>> START

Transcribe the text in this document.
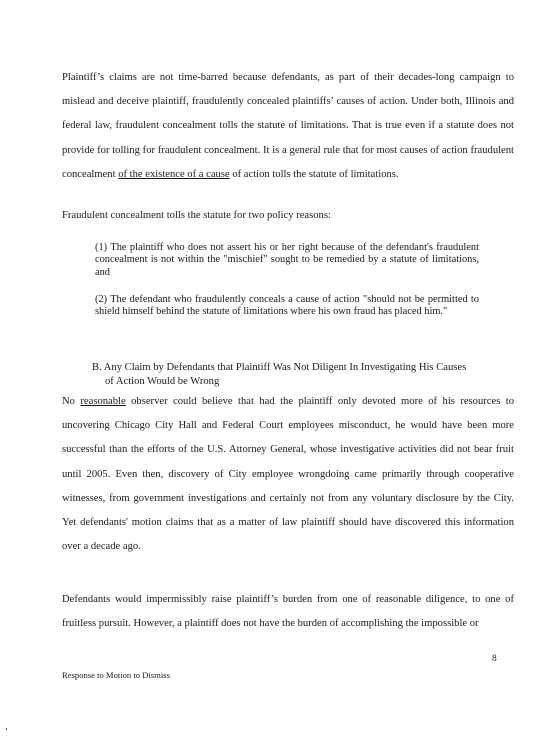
Plaintiff’s claims are not time-barred because defendants, as part of their decades-long campaign to mislead and deceive plaintiff, fraudulently concealed plaintiffs’ causes of action. Under both, Illinois and federal law, fraudulent concealment tolls the statute of limitations. That is true even if a statute does not provide for tolling for fraudulent concealment. It is a general rule that for most causes of action fraudulent concealment of the existence of a cause of action tolls the statute of limitations.

Fraudulent concealment tolls the statute for two policy reasons:

(1) The plaintiff who does not assert his or her right because of the defendant's fraudulent concealment is not within the "mischief" sought to be remedied by a statute of limitations, and

(2) The defendant who fraudulently conceals a cause of action "should not be permitted to shield himself behind the statute of limitations where his own fraud has placed him."

B. Any Claim by Defendants that Plaintiff Was Not Diligent In Investigating His Causes
of Action Would be Wrong

No reasonable observer could believe that had the plaintiff only devoted more of his resources to uncovering Chicago City Hall and Federal Court employees misconduct, he would have been more successful than the efforts of the U.S. Attorney General, whose investigative activities did not bear fruit until 2005. Even then, discovery of City employee wrongdoing came primarily through cooperative witnesses, from government investigations and certainly not from any voluntary disclosure by the City. Yet defendants' motion claims that as a matter of law plaintiff should have discovered this information over a decade ago.

Defendants would impermissibly raise plaintiff’s burden from one of reasonable diligence, to one of fruitless pursuit. However, a plaintiff does not have the burden of accomplishing the impossible or

8

Response to Motion to Dismiss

>> END

# Instruction
Reproduce all the entries that precede this task, word for word, minus any pictures.

# Response
Transcribe the text in this document.
Plaintiff’s claims are not time-barred because defendants, as part of their decades-long campaign to mislead and deceive plaintiff, fraudulently concealed plaintiffs’ causes of action. Under both, Illinois and federal law, fraudulent concealment tolls the statute of limitations. That is true even if a statute does not provide for tolling for fraudulent concealment. It is a general rule that for most causes of action fraudulent concealment of the existence of a cause of action tolls the statute of limitations.

Fraudulent concealment tolls the statute for two policy reasons:

(1) The plaintiff who does not assert his or her right because of the defendant's fraudulent concealment is not within the "mischief" sought to be remedied by a statute of limitations, and

(2) The defendant who fraudulently conceals a cause of action "should not be permitted to shield himself behind the statute of limitations where his own fraud has placed him."

B. Any Claim by Defendants that Plaintiff Was Not Diligent In Investigating His Causes
of Action Would be Wrong

No reasonable observer could believe that had the plaintiff only devoted more of his resources to uncovering Chicago City Hall and Federal Court employees misconduct, he would have been more successful than the efforts of the U.S. Attorney General, whose investigative activities did not bear fruit until 2005. Even then, discovery of City employee wrongdoing came primarily through cooperative witnesses, from government investigations and certainly not from any voluntary disclosure by the City. Yet defendants' motion claims that as a matter of law plaintiff should have discovered this information over a decade ago.

Defendants would impermissibly raise plaintiff’s burden from one of reasonable diligence, to one of fruitless pursuit. However, a plaintiff does not have the burden of accomplishing the impossible or

8

Response to Motion to Dismiss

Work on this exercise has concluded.